### Instructions for the task
Give the records back exactly as written, but without the images.

### Record extracts
>>>>

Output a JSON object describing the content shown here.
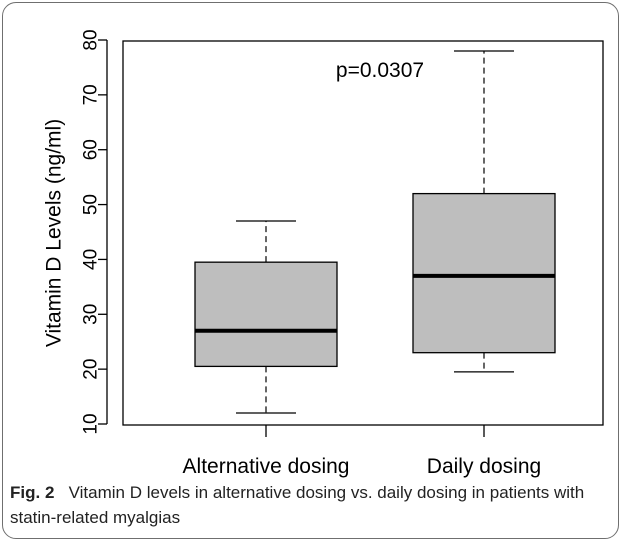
{
  "caption": {
    "figure_label": "Fig. 2",
    "text": "Vitamin D levels in alternative dosing vs. daily dosing in patients with statin-related myalgias"
  },
  "chart_data": {
    "type": "box",
    "title": "",
    "xlabel": "",
    "ylabel": "Vitamin D Levels (ng/ml)",
    "ylim": [
      10,
      80
    ],
    "yticks": [
      10,
      20,
      30,
      40,
      50,
      60,
      70,
      80
    ],
    "annotation": "p=0.0307",
    "grid": false,
    "box_color": "#bebebe",
    "categories": [
      "Alternative dosing",
      "Daily dosing"
    ],
    "boxes": [
      {
        "category": "Alternative dosing",
        "min": 12,
        "q1": 20.5,
        "median": 27,
        "q3": 39.5,
        "max": 47
      },
      {
        "category": "Daily dosing",
        "min": 19.5,
        "q1": 23,
        "median": 37,
        "q3": 52,
        "max": 78
      }
    ]
  }
}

<<<<

### Response to this task
Output a JSON object describing the content shown here.
{
  "caption": {
    "figure_label": "Fig. 2",
    "text": "Vitamin D levels in alternative dosing vs. daily dosing in patients with statin-related myalgias"
  },
  "chart_data": {
    "type": "box",
    "title": "",
    "xlabel": "",
    "ylabel": "Vitamin D Levels (ng/ml)",
    "ylim": [
      10,
      80
    ],
    "yticks": [
      10,
      20,
      30,
      40,
      50,
      60,
      70,
      80
    ],
    "annotation": "p=0.0307",
    "grid": false,
    "box_color": "#bebebe",
    "categories": [
      "Alternative dosing",
      "Daily dosing"
    ],
    "boxes": [
      {
        "category": "Alternative dosing",
        "min": 12,
        "q1": 20.5,
        "median": 27,
        "q3": 39.5,
        "max": 47
      },
      {
        "category": "Daily dosing",
        "min": 19.5,
        "q1": 23,
        "median": 37,
        "q3": 52,
        "max": 78
      }
    ]
  }
}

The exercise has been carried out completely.